THE EXERCISE: The records below are to be quoted in full; please keep every word exact.

━━━━━ TASK MATERIAL

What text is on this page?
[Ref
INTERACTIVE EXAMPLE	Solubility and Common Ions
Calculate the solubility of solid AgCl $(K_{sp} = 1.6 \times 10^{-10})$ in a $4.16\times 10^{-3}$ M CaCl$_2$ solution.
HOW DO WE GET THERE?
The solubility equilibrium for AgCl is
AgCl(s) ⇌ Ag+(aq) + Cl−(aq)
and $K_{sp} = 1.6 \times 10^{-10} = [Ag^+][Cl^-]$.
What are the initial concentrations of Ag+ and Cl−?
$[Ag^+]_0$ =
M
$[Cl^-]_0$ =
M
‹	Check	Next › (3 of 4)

━━━━━━━━━━

EXPECTED ANSWER:
What text is on this page?
[Ref
INTERACTIVE EXAMPLE	Solubility and Common Ions
Calculate the solubility of solid AgCl $(K_{sp} = 1.6 \times 10^{-10})$ in a $4.16\times 10^{-3}$ M CaCl$_2$ solution.
HOW DO WE GET THERE?
The solubility equilibrium for AgCl is
AgCl(s) ⇌ Ag+(aq) + Cl−(aq)
and $K_{sp} = 1.6 \times 10^{-10} = [Ag^+][Cl^-]$.
What are the initial concentrations of Ag+ and Cl−?
$[Ag^+]_0$ =
M
$[Cl^-]_0$ =
M
‹	Check	Next › (3 of 4)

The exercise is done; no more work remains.